#### DOCUMENT:
· · · ·
The Perfection of Paradox

It is a wonder, the philosophical ponderings that arise, whilst bent over in a patch of garden; the things one contemplates and turns over in mind, while spade is turning earth, while hands are picking petals.

(Calendula petals for salves and teas).

I sometimes think that my best ideas are born in the garden, as the earth gives birth to all things, she also gives birth to me, and yet such poetry is also a paradox. For just as the garden stimulates my mind, she also dissolves it. The ideas come, and then they go, arising and dissolving almost simultaneously. No sooner has a thought arisen, than it is dissolved by the smell of sweet peas.

Or the feel of damp earth between toes, or the cool long shape of a cucumber under hand, or the hum of a honeybee coaxing the nectar from a calendula flower.




Sometimes, when they go, I call out for them, ” Oh do come back,” I beg them, “pleeeeaase,” and I reach for those ideas with a kind of fervent desperation. I want to put my earth caked hands around them and hold on tight. Sometimes, I search for a pen, a scrap of  bark, anything to write on, to capture the vision before it flys away. But alas, even before I reach, I know that it is already too late; the idea plucked out of the sky of mind, like a fat and perfect cherry on a faraway branch, swallowed by a robin on his way by. And then, I am left there, ravaged by a passing inspiration, holding onto spade with earth-stained-hands… and it is back to turning soil, just through the garden gate.

But sometimes (at random and unpredictable intervals) something else happens, and in these moments, I simply watch the marvelous pattern of ideas coming and going, arising and dissolving all at once, and this in itself is an exquisite experience. When this happens, I just keep digging, or picking peas, or sowing seeds. All the while, I am nothing more than a witness to myself, to my wild mind and my blessed garden, just noticing the present moment, from a comfortable seat in the chair of paradox.

Of course, beyond this, there is also my human urge to categorize my experience, to say “this experience is better than that one, and it means this about who I am…”  T’is a good thing, that a few nights ago, I read a glorious sentence that got right inside me and soothed this human urge. I found it in Wendy Johnson’s marvelous book, Gardening at the Dragon’s Gate, and it went like this: “Open your mind so wide it includes your thoughts, your wish not to be thinking so much.”  And well, I have to tell you, that was like a poultice for me, it was a cool gentle salve for my hot inspired mind, and for a moment at least, everything was perfect. For, how can it not be perfect when there are bowls of cherries to be eaten (the robins did leave some for us).

Or should I say buckets.

Which Mark has been canning, almost as fast as I can pick them.
· · · ·
#### EXTRACTED DATA:
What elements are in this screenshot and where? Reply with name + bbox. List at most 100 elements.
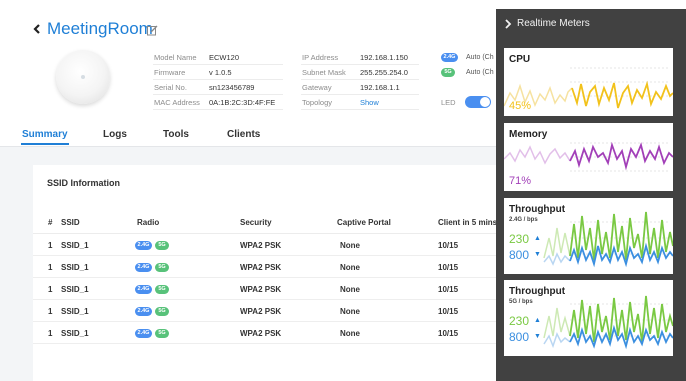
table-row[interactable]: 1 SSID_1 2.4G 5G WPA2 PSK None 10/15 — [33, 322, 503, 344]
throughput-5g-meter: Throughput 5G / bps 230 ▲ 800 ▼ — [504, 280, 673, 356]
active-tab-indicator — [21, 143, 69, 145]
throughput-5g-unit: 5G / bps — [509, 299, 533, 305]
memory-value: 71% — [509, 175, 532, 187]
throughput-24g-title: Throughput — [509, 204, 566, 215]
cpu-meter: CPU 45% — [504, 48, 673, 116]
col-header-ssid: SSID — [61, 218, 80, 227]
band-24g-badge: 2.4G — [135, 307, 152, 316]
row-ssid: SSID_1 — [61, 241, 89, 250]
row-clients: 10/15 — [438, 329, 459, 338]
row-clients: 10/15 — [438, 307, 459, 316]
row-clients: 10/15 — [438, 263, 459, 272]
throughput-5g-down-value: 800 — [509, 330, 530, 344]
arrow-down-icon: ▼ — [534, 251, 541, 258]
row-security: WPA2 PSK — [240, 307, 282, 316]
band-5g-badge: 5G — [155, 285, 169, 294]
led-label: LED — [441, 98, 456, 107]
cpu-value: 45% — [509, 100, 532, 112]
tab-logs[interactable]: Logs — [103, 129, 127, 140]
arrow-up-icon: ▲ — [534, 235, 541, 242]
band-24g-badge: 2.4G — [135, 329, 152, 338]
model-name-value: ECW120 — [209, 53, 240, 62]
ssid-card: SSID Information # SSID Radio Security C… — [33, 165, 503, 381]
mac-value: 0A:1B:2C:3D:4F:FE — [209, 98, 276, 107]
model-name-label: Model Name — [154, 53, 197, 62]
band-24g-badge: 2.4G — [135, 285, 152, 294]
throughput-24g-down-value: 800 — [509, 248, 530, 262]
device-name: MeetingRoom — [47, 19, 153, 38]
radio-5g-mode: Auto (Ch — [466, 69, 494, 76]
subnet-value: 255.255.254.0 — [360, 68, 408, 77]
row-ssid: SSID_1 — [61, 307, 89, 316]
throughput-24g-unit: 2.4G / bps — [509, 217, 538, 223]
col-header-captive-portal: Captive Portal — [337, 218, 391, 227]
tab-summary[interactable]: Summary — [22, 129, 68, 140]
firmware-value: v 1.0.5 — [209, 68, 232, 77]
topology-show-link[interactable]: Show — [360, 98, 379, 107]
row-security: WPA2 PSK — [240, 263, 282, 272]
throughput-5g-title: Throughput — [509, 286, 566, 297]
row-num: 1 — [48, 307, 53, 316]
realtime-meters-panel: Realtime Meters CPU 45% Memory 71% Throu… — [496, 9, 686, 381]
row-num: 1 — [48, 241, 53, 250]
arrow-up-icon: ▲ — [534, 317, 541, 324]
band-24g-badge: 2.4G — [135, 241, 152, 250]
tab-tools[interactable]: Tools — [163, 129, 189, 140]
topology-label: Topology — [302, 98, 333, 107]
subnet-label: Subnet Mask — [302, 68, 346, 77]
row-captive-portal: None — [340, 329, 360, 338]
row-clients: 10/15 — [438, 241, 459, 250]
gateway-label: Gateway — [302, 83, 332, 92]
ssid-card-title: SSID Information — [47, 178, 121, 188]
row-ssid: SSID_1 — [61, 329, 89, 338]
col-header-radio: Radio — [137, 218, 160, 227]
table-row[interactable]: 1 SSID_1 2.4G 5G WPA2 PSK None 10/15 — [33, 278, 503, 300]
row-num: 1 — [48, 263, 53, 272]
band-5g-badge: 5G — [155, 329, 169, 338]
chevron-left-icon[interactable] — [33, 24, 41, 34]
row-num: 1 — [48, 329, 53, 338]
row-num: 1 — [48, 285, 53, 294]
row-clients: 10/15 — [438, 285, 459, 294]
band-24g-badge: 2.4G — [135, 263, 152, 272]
· · · ·
#### STATED TASK 1:
In the garden essay, rewrite everything from "The Perfection of" down to "are picking petals.", swapping "spade" for "trowel".
#### STATED TASK 2:
List every sensation the garden essay names as dissolving a newly arisen thought.

#### EXERCISE SOLUTION 1:
The Perfection of Paradox

It is a wonder, the philosophical ponderings that arise, whilst bent over in a patch of garden; the things one contemplates and turns over in mind, while trowel is turning earth, while hands are picking petals.

#### EXERCISE SOLUTION 2:
- The smell of sweet peas
- The feel of damp earth between toes
- The cool long shape of a cucumber under hand
- The hum of a honeybee coaxing the nectar from a calendula flower